== Material ==

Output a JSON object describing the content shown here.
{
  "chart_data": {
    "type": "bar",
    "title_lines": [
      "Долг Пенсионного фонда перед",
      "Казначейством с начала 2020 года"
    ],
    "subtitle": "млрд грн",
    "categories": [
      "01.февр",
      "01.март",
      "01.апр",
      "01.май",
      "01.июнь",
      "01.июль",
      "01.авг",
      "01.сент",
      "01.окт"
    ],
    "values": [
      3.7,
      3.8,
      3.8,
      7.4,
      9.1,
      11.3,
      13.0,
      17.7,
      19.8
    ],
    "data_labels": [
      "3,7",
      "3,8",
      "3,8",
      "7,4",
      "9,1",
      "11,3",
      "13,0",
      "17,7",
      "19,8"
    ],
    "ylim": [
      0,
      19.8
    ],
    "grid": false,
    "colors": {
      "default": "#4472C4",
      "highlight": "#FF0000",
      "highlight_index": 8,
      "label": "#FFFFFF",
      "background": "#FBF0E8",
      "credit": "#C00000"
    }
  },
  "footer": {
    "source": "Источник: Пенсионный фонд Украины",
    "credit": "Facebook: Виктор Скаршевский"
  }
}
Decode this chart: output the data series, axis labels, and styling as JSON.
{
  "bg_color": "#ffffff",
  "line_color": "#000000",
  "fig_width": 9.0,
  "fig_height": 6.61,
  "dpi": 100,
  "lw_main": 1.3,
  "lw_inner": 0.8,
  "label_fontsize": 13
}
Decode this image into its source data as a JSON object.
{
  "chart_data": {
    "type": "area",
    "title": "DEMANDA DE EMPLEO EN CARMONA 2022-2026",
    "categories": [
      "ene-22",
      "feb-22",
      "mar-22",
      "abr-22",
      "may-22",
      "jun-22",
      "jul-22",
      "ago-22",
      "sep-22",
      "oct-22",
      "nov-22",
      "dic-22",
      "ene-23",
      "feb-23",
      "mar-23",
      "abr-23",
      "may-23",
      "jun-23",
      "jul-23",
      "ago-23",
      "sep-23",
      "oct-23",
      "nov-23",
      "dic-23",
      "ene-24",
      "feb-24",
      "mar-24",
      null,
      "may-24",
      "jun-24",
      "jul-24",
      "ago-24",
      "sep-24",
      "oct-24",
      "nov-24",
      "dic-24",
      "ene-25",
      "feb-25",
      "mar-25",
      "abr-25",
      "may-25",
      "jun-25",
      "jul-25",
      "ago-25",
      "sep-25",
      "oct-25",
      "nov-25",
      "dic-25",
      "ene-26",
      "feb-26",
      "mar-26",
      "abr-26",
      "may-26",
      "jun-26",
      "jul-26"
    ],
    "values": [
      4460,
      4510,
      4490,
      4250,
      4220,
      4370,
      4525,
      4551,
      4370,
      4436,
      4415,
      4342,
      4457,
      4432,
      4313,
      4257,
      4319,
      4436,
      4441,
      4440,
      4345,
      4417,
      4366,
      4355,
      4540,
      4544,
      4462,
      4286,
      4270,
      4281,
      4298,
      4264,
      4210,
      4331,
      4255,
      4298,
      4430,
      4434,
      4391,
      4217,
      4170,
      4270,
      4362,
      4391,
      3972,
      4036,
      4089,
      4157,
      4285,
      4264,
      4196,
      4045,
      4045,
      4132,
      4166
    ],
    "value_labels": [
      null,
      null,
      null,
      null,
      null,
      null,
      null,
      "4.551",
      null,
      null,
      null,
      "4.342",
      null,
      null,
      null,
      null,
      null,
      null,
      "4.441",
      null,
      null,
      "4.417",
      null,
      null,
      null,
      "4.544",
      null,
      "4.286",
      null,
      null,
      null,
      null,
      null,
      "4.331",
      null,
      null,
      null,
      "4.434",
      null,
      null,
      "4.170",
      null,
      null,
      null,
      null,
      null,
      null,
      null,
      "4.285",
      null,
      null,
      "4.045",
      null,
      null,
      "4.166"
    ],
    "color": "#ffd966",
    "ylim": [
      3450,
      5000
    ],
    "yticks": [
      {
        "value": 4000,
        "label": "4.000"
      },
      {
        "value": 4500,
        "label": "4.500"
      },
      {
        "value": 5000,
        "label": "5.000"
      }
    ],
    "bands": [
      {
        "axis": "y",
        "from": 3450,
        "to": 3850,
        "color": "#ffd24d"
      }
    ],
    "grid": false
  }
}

===

▶ **What is required**
Give the material above again, word for word.

▶ **Correct output**
Output a JSON object describing the content shown here.
{
  "chart_data": {
    "type": "bar",
    "title_lines": [
      "Долг Пенсионного фонда перед",
      "Казначейством с начала 2020 года"
    ],
    "subtitle": "млрд грн",
    "categories": [
      "01.февр",
      "01.март",
      "01.апр",
      "01.май",
      "01.июнь",
      "01.июль",
      "01.авг",
      "01.сент",
      "01.окт"
    ],
    "values": [
      3.7,
      3.8,
      3.8,
      7.4,
      9.1,
      11.3,
      13.0,
      17.7,
      19.8
    ],
    "data_labels": [
      "3,7",
      "3,8",
      "3,8",
      "7,4",
      "9,1",
      "11,3",
      "13,0",
      "17,7",
      "19,8"
    ],
    "ylim": [
      0,
      19.8
    ],
    "grid": false,
    "colors": {
      "default": "#4472C4",
      "highlight": "#FF0000",
      "highlight_index": 8,
      "label": "#FFFFFF",
      "background": "#FBF0E8",
      "credit": "#C00000"
    }
  },
  "footer": {
    "source": "Источник: Пенсионный фонд Украины",
    "credit": "Facebook: Виктор Скаршевский"
  }
}
Decode this chart: output the data series, axis labels, and styling as JSON.
{
  "bg_color": "#ffffff",
  "line_color": "#000000",
  "fig_width": 9.0,
  "fig_height": 6.61,
  "dpi": 100,
  "lw_main": 1.3,
  "lw_inner": 0.8,
  "label_fontsize": 13
}
Decode this image into its source data as a JSON object.
{
  "chart_data": {
    "type": "area",
    "title": "DEMANDA DE EMPLEO EN CARMONA 2022-2026",
    "categories": [
      "ene-22",
      "feb-22",
      "mar-22",
      "abr-22",
      "may-22",
      "jun-22",
      "jul-22",
      "ago-22",
      "sep-22",
      "oct-22",
      "nov-22",
      "dic-22",
      "ene-23",
      "feb-23",
      "mar-23",
      "abr-23",
      "may-23",
      "jun-23",
      "jul-23",
      "ago-23",
      "sep-23",
      "oct-23",
      "nov-23",
      "dic-23",
      "ene-24",
      "feb-24",
      "mar-24",
      null,
      "may-24",
      "jun-24",
      "jul-24",
      "ago-24",
      "sep-24",
      "oct-24",
      "nov-24",
      "dic-24",
      "ene-25",
      "feb-25",
      "mar-25",
      "abr-25",
      "may-25",
      "jun-25",
      "jul-25",
      "ago-25",
      "sep-25",
      "oct-25",
      "nov-25",
      "dic-25",
      "ene-26",
      "feb-26",
      "mar-26",
      "abr-26",
      "may-26",
      "jun-26",
      "jul-26"
    ],
    "values": [
      4460,
      4510,
      4490,
      4250,
      4220,
      4370,
      4525,
      4551,
      4370,
      4436,
      4415,
      4342,
      4457,
      4432,
      4313,
      4257,
      4319,
      4436,
      4441,
      4440,
      4345,
      4417,
      4366,
      4355,
      4540,
      4544,
      4462,
      4286,
      4270,
      4281,
      4298,
      4264,
      4210,
      4331,
      4255,
      4298,
      4430,
      4434,
      4391,
      4217,
      4170,
      4270,
      4362,
      4391,
      3972,
      4036,
      4089,
      4157,
      4285,
      4264,
      4196,
      4045,
      4045,
      4132,
      4166
    ],
    "value_labels": [
      null,
      null,
      null,
      null,
      null,
      null,
      null,
      "4.551",
      null,
      null,
      null,
      "4.342",
      null,
      null,
      null,
      null,
      null,
      null,
      "4.441",
      null,
      null,
      "4.417",
      null,
      null,
      null,
      "4.544",
      null,
      "4.286",
      null,
      null,
      null,
      null,
      null,
      "4.331",
      null,
      null,
      null,
      "4.434",
      null,
      null,
      "4.170",
      null,
      null,
      null,
      null,
      null,
      null,
      null,
      "4.285",
      null,
      null,
      "4.045",
      null,
      null,
      "4.166"
    ],
    "color": "#ffd966",
    "ylim": [
      3450,
      5000
    ],
    "yticks": [
      {
        "value": 4000,
        "label": "4.000"
      },
      {
        "value": 4500,
        "label": "4.500"
      },
      {
        "value": 5000,
        "label": "5.000"
      }
    ],
    "bands": [
      {
        "axis": "y",
        "from": 3450,
        "to": 3850,
        "color": "#ffd24d"
      }
    ],
    "grid": false
  }
}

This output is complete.